### WHAT YOU ARE ASKED TO DO
Using the listing below, report all lines holding the word "right".

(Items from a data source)
+++++

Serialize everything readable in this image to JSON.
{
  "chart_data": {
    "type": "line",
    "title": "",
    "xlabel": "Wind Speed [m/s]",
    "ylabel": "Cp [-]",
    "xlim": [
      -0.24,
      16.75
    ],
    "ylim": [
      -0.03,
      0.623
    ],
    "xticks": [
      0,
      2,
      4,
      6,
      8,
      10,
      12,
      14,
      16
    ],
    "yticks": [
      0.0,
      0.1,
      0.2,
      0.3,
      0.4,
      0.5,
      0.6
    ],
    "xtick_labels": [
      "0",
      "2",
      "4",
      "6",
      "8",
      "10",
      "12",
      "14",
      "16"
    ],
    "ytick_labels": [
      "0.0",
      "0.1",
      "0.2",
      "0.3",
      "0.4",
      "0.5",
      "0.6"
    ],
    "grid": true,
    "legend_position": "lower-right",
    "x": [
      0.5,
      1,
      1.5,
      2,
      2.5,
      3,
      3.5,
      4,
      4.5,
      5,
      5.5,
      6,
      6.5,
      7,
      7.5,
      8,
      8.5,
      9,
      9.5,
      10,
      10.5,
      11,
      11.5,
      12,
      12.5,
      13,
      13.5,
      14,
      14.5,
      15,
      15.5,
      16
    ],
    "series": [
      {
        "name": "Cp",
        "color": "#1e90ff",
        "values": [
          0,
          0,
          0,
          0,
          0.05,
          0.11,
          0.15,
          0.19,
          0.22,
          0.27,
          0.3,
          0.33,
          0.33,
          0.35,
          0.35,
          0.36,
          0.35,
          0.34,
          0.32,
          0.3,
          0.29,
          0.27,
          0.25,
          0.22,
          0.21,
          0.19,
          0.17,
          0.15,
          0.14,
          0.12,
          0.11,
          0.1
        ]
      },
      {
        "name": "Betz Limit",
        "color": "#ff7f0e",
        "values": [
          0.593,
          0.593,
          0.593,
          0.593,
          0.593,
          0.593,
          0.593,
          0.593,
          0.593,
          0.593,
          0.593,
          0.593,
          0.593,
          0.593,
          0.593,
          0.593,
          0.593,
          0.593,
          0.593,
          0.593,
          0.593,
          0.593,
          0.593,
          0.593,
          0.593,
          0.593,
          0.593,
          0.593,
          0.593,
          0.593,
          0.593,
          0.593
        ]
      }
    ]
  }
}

+++++

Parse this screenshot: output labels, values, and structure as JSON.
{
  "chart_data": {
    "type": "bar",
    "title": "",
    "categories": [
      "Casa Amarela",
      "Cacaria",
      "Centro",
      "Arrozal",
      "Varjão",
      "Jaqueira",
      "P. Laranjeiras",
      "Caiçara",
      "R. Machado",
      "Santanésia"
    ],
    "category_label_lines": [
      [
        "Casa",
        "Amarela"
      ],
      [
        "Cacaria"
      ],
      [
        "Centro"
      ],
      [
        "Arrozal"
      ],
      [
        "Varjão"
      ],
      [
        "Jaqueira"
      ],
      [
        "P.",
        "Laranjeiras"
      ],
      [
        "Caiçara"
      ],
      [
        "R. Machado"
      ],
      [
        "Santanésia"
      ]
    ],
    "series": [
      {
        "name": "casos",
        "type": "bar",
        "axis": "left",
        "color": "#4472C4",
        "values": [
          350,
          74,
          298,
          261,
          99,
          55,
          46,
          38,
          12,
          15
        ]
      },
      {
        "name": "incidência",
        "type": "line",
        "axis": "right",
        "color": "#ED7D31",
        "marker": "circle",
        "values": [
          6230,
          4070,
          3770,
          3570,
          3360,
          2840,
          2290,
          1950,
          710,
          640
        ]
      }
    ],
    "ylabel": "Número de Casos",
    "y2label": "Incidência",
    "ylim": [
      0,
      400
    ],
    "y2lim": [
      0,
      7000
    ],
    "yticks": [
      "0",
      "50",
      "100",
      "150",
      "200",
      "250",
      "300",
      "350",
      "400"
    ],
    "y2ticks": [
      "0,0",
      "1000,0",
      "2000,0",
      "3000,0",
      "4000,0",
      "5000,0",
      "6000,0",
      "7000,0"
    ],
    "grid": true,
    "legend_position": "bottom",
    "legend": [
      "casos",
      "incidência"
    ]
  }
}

+++++

### REPLY
    "legend_position": "lower-right",
        "axis": "right",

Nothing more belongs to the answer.